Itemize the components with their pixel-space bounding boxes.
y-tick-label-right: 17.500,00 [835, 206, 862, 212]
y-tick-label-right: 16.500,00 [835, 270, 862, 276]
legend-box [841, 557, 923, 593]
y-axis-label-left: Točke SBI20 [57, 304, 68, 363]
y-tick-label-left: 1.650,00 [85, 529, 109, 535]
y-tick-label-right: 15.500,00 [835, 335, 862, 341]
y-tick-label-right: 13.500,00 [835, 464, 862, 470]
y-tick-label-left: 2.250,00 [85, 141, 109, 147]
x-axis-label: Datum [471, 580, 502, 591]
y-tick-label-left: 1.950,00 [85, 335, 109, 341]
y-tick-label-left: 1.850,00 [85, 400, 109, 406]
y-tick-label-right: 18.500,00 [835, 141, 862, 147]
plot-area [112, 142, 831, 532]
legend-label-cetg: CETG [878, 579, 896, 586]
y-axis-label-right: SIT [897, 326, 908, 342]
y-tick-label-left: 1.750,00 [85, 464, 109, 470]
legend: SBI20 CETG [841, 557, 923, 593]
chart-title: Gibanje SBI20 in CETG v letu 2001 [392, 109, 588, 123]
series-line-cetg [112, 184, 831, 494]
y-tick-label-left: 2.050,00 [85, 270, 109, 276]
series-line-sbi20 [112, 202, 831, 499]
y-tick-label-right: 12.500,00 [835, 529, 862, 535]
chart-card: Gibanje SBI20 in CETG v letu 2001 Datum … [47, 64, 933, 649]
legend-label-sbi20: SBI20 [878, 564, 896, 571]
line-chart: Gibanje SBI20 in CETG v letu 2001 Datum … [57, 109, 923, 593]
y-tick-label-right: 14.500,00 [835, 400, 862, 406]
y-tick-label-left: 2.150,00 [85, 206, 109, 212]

________

STATED TASK
Rewrite the listing above as a numbered list, skipping any blank lines.

EXPECTED OUTPUT
1. Itemize the components with their pixel-space bounding boxes.
2. y-tick-label-right: 17.500,00 [835, 206, 862, 212]
3. y-tick-label-right: 16.500,00 [835, 270, 862, 276]
4. legend-box [841, 557, 923, 593]
5. y-axis-label-left: Točke SBI20 [57, 304, 68, 363]
6. y-tick-label-left: 1.650,00 [85, 529, 109, 535]
7. y-tick-label-right: 15.500,00 [835, 335, 862, 341]
8. y-tick-label-right: 13.500,00 [835, 464, 862, 470]
9. y-tick-label-left: 2.250,00 [85, 141, 109, 147]
10. x-axis-label: Datum [471, 580, 502, 591]
11. y-tick-label-left: 1.950,00 [85, 335, 109, 341]
12. y-tick-label-left: 1.850,00 [85, 400, 109, 406]
13. y-tick-label-right: 18.500,00 [835, 141, 862, 147]
14. plot-area [112, 142, 831, 532]
15. legend-label-cetg: CETG [878, 579, 896, 586]
16. y-axis-label-right: SIT [897, 326, 908, 342]
17. y-tick-label-left: 1.750,00 [85, 464, 109, 470]
18. legend: SBI20 CETG [841, 557, 923, 593]
19. chart-title: Gibanje SBI20 in CETG v letu 2001 [392, 109, 588, 123]
20. series-line-cetg [112, 184, 831, 494]
21. y-tick-label-left: 2.050,00 [85, 270, 109, 276]
22. series-line-sbi20 [112, 202, 831, 499]
23. y-tick-label-right: 12.500,00 [835, 529, 862, 535]
24. chart-card: Gibanje SBI20 in CETG v letu 2001 Datum … [47, 64, 933, 649]
25. legend-label-sbi20: SBI20 [878, 564, 896, 571]
26. line-chart: Gibanje SBI20 in CETG v letu 2001 Datum … [57, 109, 923, 593]
27. y-tick-label-right: 14.500,00 [835, 400, 862, 406]
28. y-tick-label-left: 2.150,00 [85, 206, 109, 212]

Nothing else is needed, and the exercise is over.